Dataset entries:
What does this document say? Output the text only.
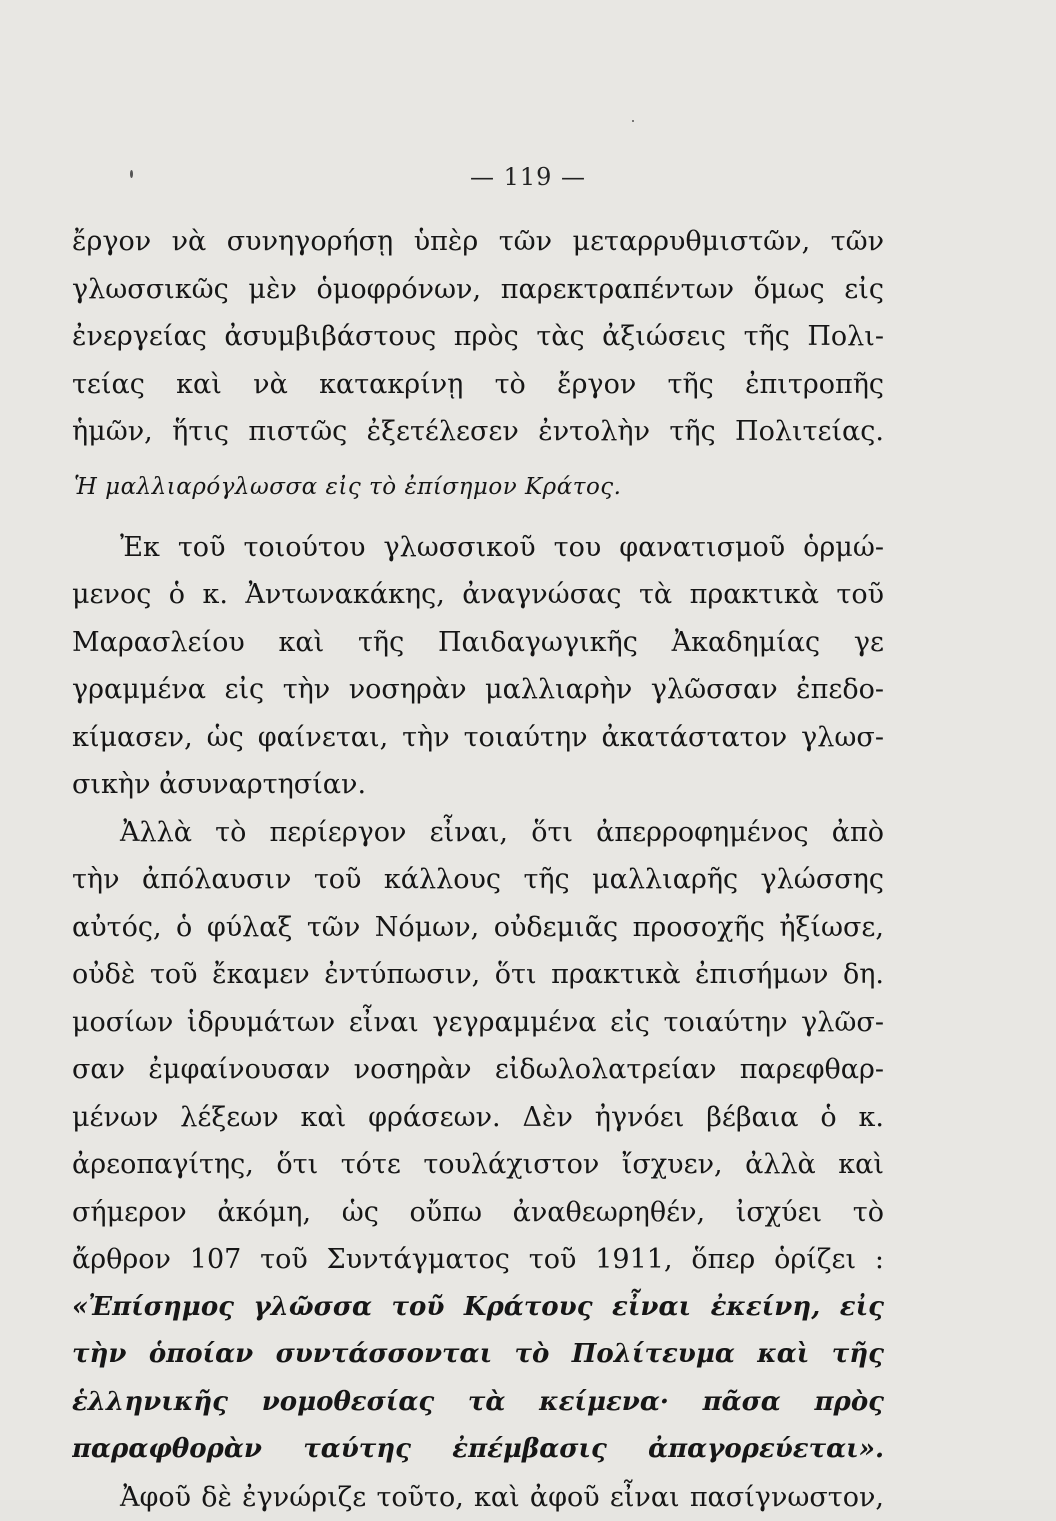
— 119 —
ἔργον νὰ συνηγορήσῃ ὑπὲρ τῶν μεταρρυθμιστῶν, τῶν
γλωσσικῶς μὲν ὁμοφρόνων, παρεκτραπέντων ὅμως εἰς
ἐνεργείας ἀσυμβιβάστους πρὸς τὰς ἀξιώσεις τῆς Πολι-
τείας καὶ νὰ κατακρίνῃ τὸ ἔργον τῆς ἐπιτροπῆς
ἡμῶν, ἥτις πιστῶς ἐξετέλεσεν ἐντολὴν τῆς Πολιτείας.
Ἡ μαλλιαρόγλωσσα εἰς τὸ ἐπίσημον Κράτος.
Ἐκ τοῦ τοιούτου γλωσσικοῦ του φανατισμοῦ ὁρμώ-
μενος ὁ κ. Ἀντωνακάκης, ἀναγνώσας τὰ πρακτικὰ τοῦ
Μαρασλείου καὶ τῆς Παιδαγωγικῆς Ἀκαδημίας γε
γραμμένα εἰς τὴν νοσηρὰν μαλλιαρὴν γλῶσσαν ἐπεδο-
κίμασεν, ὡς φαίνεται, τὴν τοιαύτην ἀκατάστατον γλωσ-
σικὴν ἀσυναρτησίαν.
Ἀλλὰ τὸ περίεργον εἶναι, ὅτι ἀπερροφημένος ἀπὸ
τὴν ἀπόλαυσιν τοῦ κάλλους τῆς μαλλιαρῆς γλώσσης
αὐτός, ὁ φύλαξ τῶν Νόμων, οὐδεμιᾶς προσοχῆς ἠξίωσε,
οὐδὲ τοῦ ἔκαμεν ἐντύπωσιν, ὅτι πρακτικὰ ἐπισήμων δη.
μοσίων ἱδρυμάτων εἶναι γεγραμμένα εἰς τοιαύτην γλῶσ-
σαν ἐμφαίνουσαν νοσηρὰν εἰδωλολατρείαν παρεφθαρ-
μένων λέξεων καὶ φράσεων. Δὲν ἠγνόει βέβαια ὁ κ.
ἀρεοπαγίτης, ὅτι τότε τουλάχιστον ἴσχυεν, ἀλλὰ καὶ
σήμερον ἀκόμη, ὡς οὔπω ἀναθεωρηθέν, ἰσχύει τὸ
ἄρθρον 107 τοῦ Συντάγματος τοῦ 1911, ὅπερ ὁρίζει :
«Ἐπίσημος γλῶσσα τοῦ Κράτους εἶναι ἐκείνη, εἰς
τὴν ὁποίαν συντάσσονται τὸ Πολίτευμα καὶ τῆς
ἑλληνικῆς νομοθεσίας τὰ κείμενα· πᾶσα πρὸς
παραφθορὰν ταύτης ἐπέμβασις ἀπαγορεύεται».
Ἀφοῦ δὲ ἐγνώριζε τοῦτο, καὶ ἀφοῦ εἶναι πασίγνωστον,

What you will do: Return all of the data exactly as written, and drop the pictures.

Task response:
What does this document say? Output the text only.
— 119 —
ἔργον νὰ συνηγορήσῃ ὑπὲρ τῶν μεταρρυθμιστῶν, τῶν
γλωσσικῶς μὲν ὁμοφρόνων, παρεκτραπέντων ὅμως εἰς
ἐνεργείας ἀσυμβιβάστους πρὸς τὰς ἀξιώσεις τῆς Πολι-
τείας καὶ νὰ κατακρίνῃ τὸ ἔργον τῆς ἐπιτροπῆς
ἡμῶν, ἥτις πιστῶς ἐξετέλεσεν ἐντολὴν τῆς Πολιτείας.
Ἡ μαλλιαρόγλωσσα εἰς τὸ ἐπίσημον Κράτος.
Ἐκ τοῦ τοιούτου γλωσσικοῦ του φανατισμοῦ ὁρμώ-
μενος ὁ κ. Ἀντωνακάκης, ἀναγνώσας τὰ πρακτικὰ τοῦ
Μαρασλείου καὶ τῆς Παιδαγωγικῆς Ἀκαδημίας γε
γραμμένα εἰς τὴν νοσηρὰν μαλλιαρὴν γλῶσσαν ἐπεδο-
κίμασεν, ὡς φαίνεται, τὴν τοιαύτην ἀκατάστατον γλωσ-
σικὴν ἀσυναρτησίαν.
Ἀλλὰ τὸ περίεργον εἶναι, ὅτι ἀπερροφημένος ἀπὸ
τὴν ἀπόλαυσιν τοῦ κάλλους τῆς μαλλιαρῆς γλώσσης
αὐτός, ὁ φύλαξ τῶν Νόμων, οὐδεμιᾶς προσοχῆς ἠξίωσε,
οὐδὲ τοῦ ἔκαμεν ἐντύπωσιν, ὅτι πρακτικὰ ἐπισήμων δη.
μοσίων ἱδρυμάτων εἶναι γεγραμμένα εἰς τοιαύτην γλῶσ-
σαν ἐμφαίνουσαν νοσηρὰν εἰδωλολατρείαν παρεφθαρ-
μένων λέξεων καὶ φράσεων. Δὲν ἠγνόει βέβαια ὁ κ.
ἀρεοπαγίτης, ὅτι τότε τουλάχιστον ἴσχυεν, ἀλλὰ καὶ
σήμερον ἀκόμη, ὡς οὔπω ἀναθεωρηθέν, ἰσχύει τὸ
ἄρθρον 107 τοῦ Συντάγματος τοῦ 1911, ὅπερ ὁρίζει :
«Ἐπίσημος γλῶσσα τοῦ Κράτους εἶναι ἐκείνη, εἰς
τὴν ὁποίαν συντάσσονται τὸ Πολίτευμα καὶ τῆς
ἑλληνικῆς νομοθεσίας τὰ κείμενα· πᾶσα πρὸς
παραφθορὰν ταύτης ἐπέμβασις ἀπαγορεύεται».
Ἀφοῦ δὲ ἐγνώριζε τοῦτο, καὶ ἀφοῦ εἶναι πασίγνωστον,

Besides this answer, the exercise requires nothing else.